WRITTEN TASK: Copy out each line exactly; pictures stay out of the copy.

(Excerpts from a figure dataset)

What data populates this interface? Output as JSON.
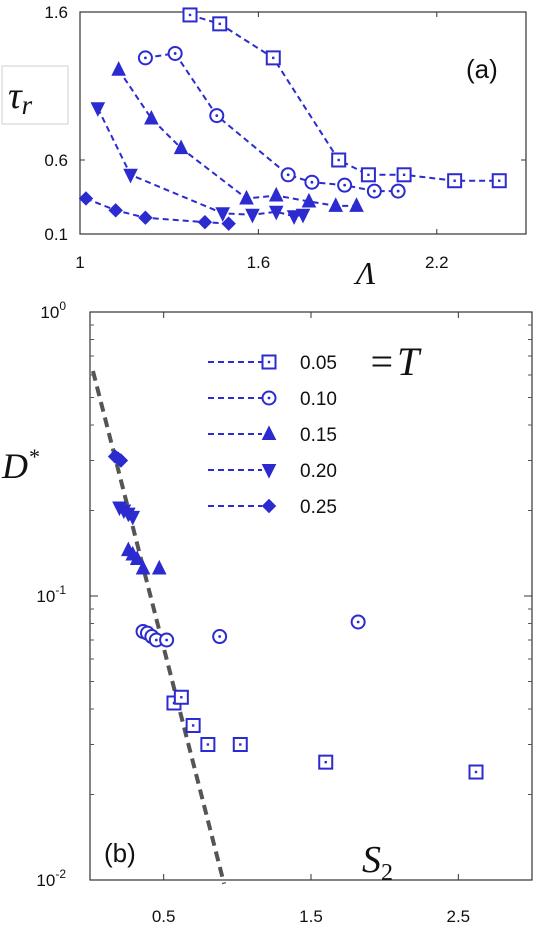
{
  "chart_data": [
    {
      "type": "line",
      "panel_label": "(a)",
      "ylabel": "τ_r",
      "xlabel": "Λ",
      "xlim": [
        1,
        2.5
      ],
      "ylim": [
        0.1,
        1.6
      ],
      "x_ticks": [
        "1",
        "1.6",
        "2.2"
      ],
      "y_ticks": [
        "1.6",
        "0.6",
        "0.1"
      ],
      "x_tick_values": [
        1,
        1.6,
        2.2
      ],
      "y_tick_values": [
        1.6,
        0.6,
        0.1
      ],
      "color": "#2b2bd0",
      "series": [
        {
          "marker": "square",
          "x": [
            1.37,
            1.47,
            1.65,
            1.87,
            1.97,
            2.09,
            2.26,
            2.41
          ],
          "y": [
            1.58,
            1.52,
            1.29,
            0.6,
            0.5,
            0.5,
            0.46,
            0.46
          ]
        },
        {
          "marker": "circle",
          "x": [
            1.22,
            1.32,
            1.46,
            1.7,
            1.78,
            1.89,
            1.99,
            2.07
          ],
          "y": [
            1.29,
            1.32,
            0.9,
            0.5,
            0.45,
            0.43,
            0.39,
            0.39
          ]
        },
        {
          "marker": "triangle-up",
          "x": [
            1.13,
            1.24,
            1.34,
            1.56,
            1.66,
            1.77,
            1.86,
            1.93
          ],
          "y": [
            1.21,
            0.88,
            0.68,
            0.34,
            0.36,
            0.32,
            0.29,
            0.29
          ]
        },
        {
          "marker": "triangle-down",
          "x": [
            1.06,
            1.17,
            1.48,
            1.58,
            1.66,
            1.72,
            1.75
          ],
          "y": [
            0.95,
            0.5,
            0.24,
            0.23,
            0.25,
            0.22,
            0.23
          ]
        },
        {
          "marker": "diamond",
          "x": [
            1.02,
            1.12,
            1.22,
            1.42,
            1.5
          ],
          "y": [
            0.34,
            0.26,
            0.21,
            0.18,
            0.17
          ]
        }
      ]
    },
    {
      "type": "scatter",
      "panel_label": "(b)",
      "ylabel": "D*",
      "xlabel": "S_2",
      "yscale": "log",
      "xlim": [
        0,
        3.0
      ],
      "ylim": [
        0.01,
        1
      ],
      "x_ticks": [
        "0.5",
        "1.5",
        "2.5"
      ],
      "x_tick_values": [
        0.5,
        1.5,
        2.5
      ],
      "y_ticks": [
        {
          "value": 1,
          "base": "10",
          "exp": "0"
        },
        {
          "value": 0.1,
          "base": "10",
          "exp": "-1"
        },
        {
          "value": 0.01,
          "base": "10",
          "exp": "-2"
        }
      ],
      "legend": {
        "placement": "top-right",
        "title": "= T",
        "entries": [
          "0.05",
          "0.10",
          "0.15",
          "0.20",
          "0.25"
        ]
      },
      "guide_line": {
        "style": "dashed",
        "color": "#555555",
        "points": [
          [
            0.02,
            0.62
          ],
          [
            0.91,
            0.0097
          ]
        ]
      },
      "color": "#2b2bd0",
      "series": [
        {
          "marker": "square",
          "x": [
            0.57,
            0.62,
            0.7,
            0.8,
            1.02,
            1.6,
            2.62
          ],
          "y": [
            0.042,
            0.044,
            0.035,
            0.03,
            0.03,
            0.026,
            0.024
          ]
        },
        {
          "marker": "circle",
          "x": [
            0.36,
            0.39,
            0.42,
            0.45,
            0.52,
            0.88,
            1.82
          ],
          "y": [
            0.075,
            0.074,
            0.072,
            0.07,
            0.07,
            0.072,
            0.081
          ]
        },
        {
          "marker": "triangle-up",
          "x": [
            0.26,
            0.29,
            0.32,
            0.36,
            0.47
          ],
          "y": [
            0.145,
            0.14,
            0.135,
            0.125,
            0.125
          ]
        },
        {
          "marker": "triangle-down",
          "x": [
            0.2,
            0.23,
            0.26,
            0.29
          ],
          "y": [
            0.205,
            0.2,
            0.195,
            0.19
          ]
        },
        {
          "marker": "diamond",
          "x": [
            0.17,
            0.19,
            0.21
          ],
          "y": [
            0.31,
            0.305,
            0.3
          ]
        }
      ]
    }
  ]
}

EXERCISE RESULT:
What data populates this interface? Output as JSON.
{
  "chart_data": [
    {
      "type": "line",
      "panel_label": "(a)",
      "ylabel": "τ_r",
      "xlabel": "Λ",
      "xlim": [
        1,
        2.5
      ],
      "ylim": [
        0.1,
        1.6
      ],
      "x_ticks": [
        "1",
        "1.6",
        "2.2"
      ],
      "y_ticks": [
        "1.6",
        "0.6",
        "0.1"
      ],
      "x_tick_values": [
        1,
        1.6,
        2.2
      ],
      "y_tick_values": [
        1.6,
        0.6,
        0.1
      ],
      "color": "#2b2bd0",
      "series": [
        {
          "marker": "square",
          "x": [
            1.37,
            1.47,
            1.65,
            1.87,
            1.97,
            2.09,
            2.26,
            2.41
          ],
          "y": [
            1.58,
            1.52,
            1.29,
            0.6,
            0.5,
            0.5,
            0.46,
            0.46
          ]
        },
        {
          "marker": "circle",
          "x": [
            1.22,
            1.32,
            1.46,
            1.7,
            1.78,
            1.89,
            1.99,
            2.07
          ],
          "y": [
            1.29,
            1.32,
            0.9,
            0.5,
            0.45,
            0.43,
            0.39,
            0.39
          ]
        },
        {
          "marker": "triangle-up",
          "x": [
            1.13,
            1.24,
            1.34,
            1.56,
            1.66,
            1.77,
            1.86,
            1.93
          ],
          "y": [
            1.21,
            0.88,
            0.68,
            0.34,
            0.36,
            0.32,
            0.29,
            0.29
          ]
        },
        {
          "marker": "triangle-down",
          "x": [
            1.06,
            1.17,
            1.48,
            1.58,
            1.66,
            1.72,
            1.75
          ],
          "y": [
            0.95,
            0.5,
            0.24,
            0.23,
            0.25,
            0.22,
            0.23
          ]
        },
        {
          "marker": "diamond",
          "x": [
            1.02,
            1.12,
            1.22,
            1.42,
            1.5
          ],
          "y": [
            0.34,
            0.26,
            0.21,
            0.18,
            0.17
          ]
        }
      ]
    },
    {
      "type": "scatter",
      "panel_label": "(b)",
      "ylabel": "D*",
      "xlabel": "S_2",
      "yscale": "log",
      "xlim": [
        0,
        3.0
      ],
      "ylim": [
        0.01,
        1
      ],
      "x_ticks": [
        "0.5",
        "1.5",
        "2.5"
      ],
      "x_tick_values": [
        0.5,
        1.5,
        2.5
      ],
      "y_ticks": [
        {
          "value": 1,
          "base": "10",
          "exp": "0"
        },
        {
          "value": 0.1,
          "base": "10",
          "exp": "-1"
        },
        {
          "value": 0.01,
          "base": "10",
          "exp": "-2"
        }
      ],
      "legend": {
        "placement": "top-right",
        "title": "= T",
        "entries": [
          "0.05",
          "0.10",
          "0.15",
          "0.20",
          "0.25"
        ]
      },
      "guide_line": {
        "style": "dashed",
        "color": "#555555",
        "points": [
          [
            0.02,
            0.62
          ],
          [
            0.91,
            0.0097
          ]
        ]
      },
      "color": "#2b2bd0",
      "series": [
        {
          "marker": "square",
          "x": [
            0.57,
            0.62,
            0.7,
            0.8,
            1.02,
            1.6,
            2.62
          ],
          "y": [
            0.042,
            0.044,
            0.035,
            0.03,
            0.03,
            0.026,
            0.024
          ]
        },
        {
          "marker": "circle",
          "x": [
            0.36,
            0.39,
            0.42,
            0.45,
            0.52,
            0.88,
            1.82
          ],
          "y": [
            0.075,
            0.074,
            0.072,
            0.07,
            0.07,
            0.072,
            0.081
          ]
        },
        {
          "marker": "triangle-up",
          "x": [
            0.26,
            0.29,
            0.32,
            0.36,
            0.47
          ],
          "y": [
            0.145,
            0.14,
            0.135,
            0.125,
            0.125
          ]
        },
        {
          "marker": "triangle-down",
          "x": [
            0.2,
            0.23,
            0.26,
            0.29
          ],
          "y": [
            0.205,
            0.2,
            0.195,
            0.19
          ]
        },
        {
          "marker": "diamond",
          "x": [
            0.17,
            0.19,
            0.21
          ],
          "y": [
            0.31,
            0.305,
            0.3
          ]
        }
      ]
    }
  ]
}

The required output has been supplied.